Data extracted from a collection
····················

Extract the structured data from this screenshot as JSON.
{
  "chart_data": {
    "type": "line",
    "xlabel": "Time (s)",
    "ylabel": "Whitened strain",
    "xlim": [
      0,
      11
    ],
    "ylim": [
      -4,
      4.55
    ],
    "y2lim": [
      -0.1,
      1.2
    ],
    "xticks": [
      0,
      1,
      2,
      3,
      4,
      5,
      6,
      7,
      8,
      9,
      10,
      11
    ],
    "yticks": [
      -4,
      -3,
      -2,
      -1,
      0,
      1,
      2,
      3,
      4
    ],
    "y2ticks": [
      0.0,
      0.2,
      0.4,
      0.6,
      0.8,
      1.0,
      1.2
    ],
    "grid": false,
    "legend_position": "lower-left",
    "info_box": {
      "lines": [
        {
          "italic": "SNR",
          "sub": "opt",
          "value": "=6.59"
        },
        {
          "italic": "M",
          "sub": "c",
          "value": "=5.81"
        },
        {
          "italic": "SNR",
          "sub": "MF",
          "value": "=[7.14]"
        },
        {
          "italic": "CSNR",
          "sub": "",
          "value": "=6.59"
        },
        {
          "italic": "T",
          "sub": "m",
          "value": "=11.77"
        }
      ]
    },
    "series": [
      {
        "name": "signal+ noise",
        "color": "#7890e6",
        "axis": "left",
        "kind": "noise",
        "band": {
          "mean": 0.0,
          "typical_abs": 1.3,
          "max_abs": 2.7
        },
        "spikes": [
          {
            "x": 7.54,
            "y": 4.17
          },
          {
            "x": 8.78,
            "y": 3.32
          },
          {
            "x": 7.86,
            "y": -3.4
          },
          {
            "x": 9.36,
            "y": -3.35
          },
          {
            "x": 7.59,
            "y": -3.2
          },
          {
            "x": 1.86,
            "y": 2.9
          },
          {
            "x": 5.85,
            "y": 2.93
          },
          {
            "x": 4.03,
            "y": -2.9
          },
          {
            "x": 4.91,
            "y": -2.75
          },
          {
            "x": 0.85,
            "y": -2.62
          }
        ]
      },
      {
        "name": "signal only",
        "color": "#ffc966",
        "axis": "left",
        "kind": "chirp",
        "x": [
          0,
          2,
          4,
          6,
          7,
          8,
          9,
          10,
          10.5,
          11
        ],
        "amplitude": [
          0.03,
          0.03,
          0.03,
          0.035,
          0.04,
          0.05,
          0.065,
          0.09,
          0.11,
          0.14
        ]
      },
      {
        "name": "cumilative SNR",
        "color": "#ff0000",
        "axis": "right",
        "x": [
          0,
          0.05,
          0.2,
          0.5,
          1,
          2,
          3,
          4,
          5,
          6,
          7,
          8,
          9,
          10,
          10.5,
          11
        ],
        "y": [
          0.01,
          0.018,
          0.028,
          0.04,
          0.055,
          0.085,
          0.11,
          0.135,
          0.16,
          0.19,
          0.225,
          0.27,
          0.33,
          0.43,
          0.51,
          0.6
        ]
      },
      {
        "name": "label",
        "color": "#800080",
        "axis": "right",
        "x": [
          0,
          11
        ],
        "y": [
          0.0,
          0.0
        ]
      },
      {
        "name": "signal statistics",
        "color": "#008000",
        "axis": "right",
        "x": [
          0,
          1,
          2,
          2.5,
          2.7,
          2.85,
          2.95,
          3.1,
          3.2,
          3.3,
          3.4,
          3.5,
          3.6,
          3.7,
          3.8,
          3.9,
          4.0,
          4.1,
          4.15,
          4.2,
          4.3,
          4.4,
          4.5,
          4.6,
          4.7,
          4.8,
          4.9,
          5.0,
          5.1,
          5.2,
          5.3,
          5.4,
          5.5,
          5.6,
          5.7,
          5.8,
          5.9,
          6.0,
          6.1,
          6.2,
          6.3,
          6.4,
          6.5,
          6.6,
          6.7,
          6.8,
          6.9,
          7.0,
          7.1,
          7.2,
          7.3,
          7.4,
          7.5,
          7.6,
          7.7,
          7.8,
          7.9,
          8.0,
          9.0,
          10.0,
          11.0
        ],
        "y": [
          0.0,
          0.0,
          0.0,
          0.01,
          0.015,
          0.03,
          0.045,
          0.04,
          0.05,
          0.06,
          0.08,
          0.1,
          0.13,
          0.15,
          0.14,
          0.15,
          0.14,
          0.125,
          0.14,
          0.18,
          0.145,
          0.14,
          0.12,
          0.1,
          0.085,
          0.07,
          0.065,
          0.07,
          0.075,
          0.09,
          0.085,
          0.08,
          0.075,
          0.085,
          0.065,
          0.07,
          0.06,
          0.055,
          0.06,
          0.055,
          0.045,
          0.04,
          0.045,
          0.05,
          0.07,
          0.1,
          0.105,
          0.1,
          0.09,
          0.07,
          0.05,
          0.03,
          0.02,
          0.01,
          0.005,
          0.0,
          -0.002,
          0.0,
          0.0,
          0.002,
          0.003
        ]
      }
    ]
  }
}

····················

Goal of the exercise
Repeat the listing exactly, from its first line to its last.

Result of this task
Extract the structured data from this screenshot as JSON.
{
  "chart_data": {
    "type": "line",
    "xlabel": "Time (s)",
    "ylabel": "Whitened strain",
    "xlim": [
      0,
      11
    ],
    "ylim": [
      -4,
      4.55
    ],
    "y2lim": [
      -0.1,
      1.2
    ],
    "xticks": [
      0,
      1,
      2,
      3,
      4,
      5,
      6,
      7,
      8,
      9,
      10,
      11
    ],
    "yticks": [
      -4,
      -3,
      -2,
      -1,
      0,
      1,
      2,
      3,
      4
    ],
    "y2ticks": [
      0.0,
      0.2,
      0.4,
      0.6,
      0.8,
      1.0,
      1.2
    ],
    "grid": false,
    "legend_position": "lower-left",
    "info_box": {
      "lines": [
        {
          "italic": "SNR",
          "sub": "opt",
          "value": "=6.59"
        },
        {
          "italic": "M",
          "sub": "c",
          "value": "=5.81"
        },
        {
          "italic": "SNR",
          "sub": "MF",
          "value": "=[7.14]"
        },
        {
          "italic": "CSNR",
          "sub": "",
          "value": "=6.59"
        },
        {
          "italic": "T",
          "sub": "m",
          "value": "=11.77"
        }
      ]
    },
    "series": [
      {
        "name": "signal+ noise",
        "color": "#7890e6",
        "axis": "left",
        "kind": "noise",
        "band": {
          "mean": 0.0,
          "typical_abs": 1.3,
          "max_abs": 2.7
        },
        "spikes": [
          {
            "x": 7.54,
            "y": 4.17
          },
          {
            "x": 8.78,
            "y": 3.32
          },
          {
            "x": 7.86,
            "y": -3.4
          },
          {
            "x": 9.36,
            "y": -3.35
          },
          {
            "x": 7.59,
            "y": -3.2
          },
          {
            "x": 1.86,
            "y": 2.9
          },
          {
            "x": 5.85,
            "y": 2.93
          },
          {
            "x": 4.03,
            "y": -2.9
          },
          {
            "x": 4.91,
            "y": -2.75
          },
          {
            "x": 0.85,
            "y": -2.62
          }
        ]
      },
      {
        "name": "signal only",
        "color": "#ffc966",
        "axis": "left",
        "kind": "chirp",
        "x": [
          0,
          2,
          4,
          6,
          7,
          8,
          9,
          10,
          10.5,
          11
        ],
        "amplitude": [
          0.03,
          0.03,
          0.03,
          0.035,
          0.04,
          0.05,
          0.065,
          0.09,
          0.11,
          0.14
        ]
      },
      {
        "name": "cumilative SNR",
        "color": "#ff0000",
        "axis": "right",
        "x": [
          0,
          0.05,
          0.2,
          0.5,
          1,
          2,
          3,
          4,
          5,
          6,
          7,
          8,
          9,
          10,
          10.5,
          11
        ],
        "y": [
          0.01,
          0.018,
          0.028,
          0.04,
          0.055,
          0.085,
          0.11,
          0.135,
          0.16,
          0.19,
          0.225,
          0.27,
          0.33,
          0.43,
          0.51,
          0.6
        ]
      },
      {
        "name": "label",
        "color": "#800080",
        "axis": "right",
        "x": [
          0,
          11
        ],
        "y": [
          0.0,
          0.0
        ]
      },
      {
        "name": "signal statistics",
        "color": "#008000",
        "axis": "right",
        "x": [
          0,
          1,
          2,
          2.5,
          2.7,
          2.85,
          2.95,
          3.1,
          3.2,
          3.3,
          3.4,
          3.5,
          3.6,
          3.7,
          3.8,
          3.9,
          4.0,
          4.1,
          4.15,
          4.2,
          4.3,
          4.4,
          4.5,
          4.6,
          4.7,
          4.8,
          4.9,
          5.0,
          5.1,
          5.2,
          5.3,
          5.4,
          5.5,
          5.6,
          5.7,
          5.8,
          5.9,
          6.0,
          6.1,
          6.2,
          6.3,
          6.4,
          6.5,
          6.6,
          6.7,
          6.8,
          6.9,
          7.0,
          7.1,
          7.2,
          7.3,
          7.4,
          7.5,
          7.6,
          7.7,
          7.8,
          7.9,
          8.0,
          9.0,
          10.0,
          11.0
        ],
        "y": [
          0.0,
          0.0,
          0.0,
          0.01,
          0.015,
          0.03,
          0.045,
          0.04,
          0.05,
          0.06,
          0.08,
          0.1,
          0.13,
          0.15,
          0.14,
          0.15,
          0.14,
          0.125,
          0.14,
          0.18,
          0.145,
          0.14,
          0.12,
          0.1,
          0.085,
          0.07,
          0.065,
          0.07,
          0.075,
          0.09,
          0.085,
          0.08,
          0.075,
          0.085,
          0.065,
          0.07,
          0.06,
          0.055,
          0.06,
          0.055,
          0.045,
          0.04,
          0.045,
          0.05,
          0.07,
          0.1,
          0.105,
          0.1,
          0.09,
          0.07,
          0.05,
          0.03,
          0.02,
          0.01,
          0.005,
          0.0,
          -0.002,
          0.0,
          0.0,
          0.002,
          0.003
        ]
      }
    ]
  }
}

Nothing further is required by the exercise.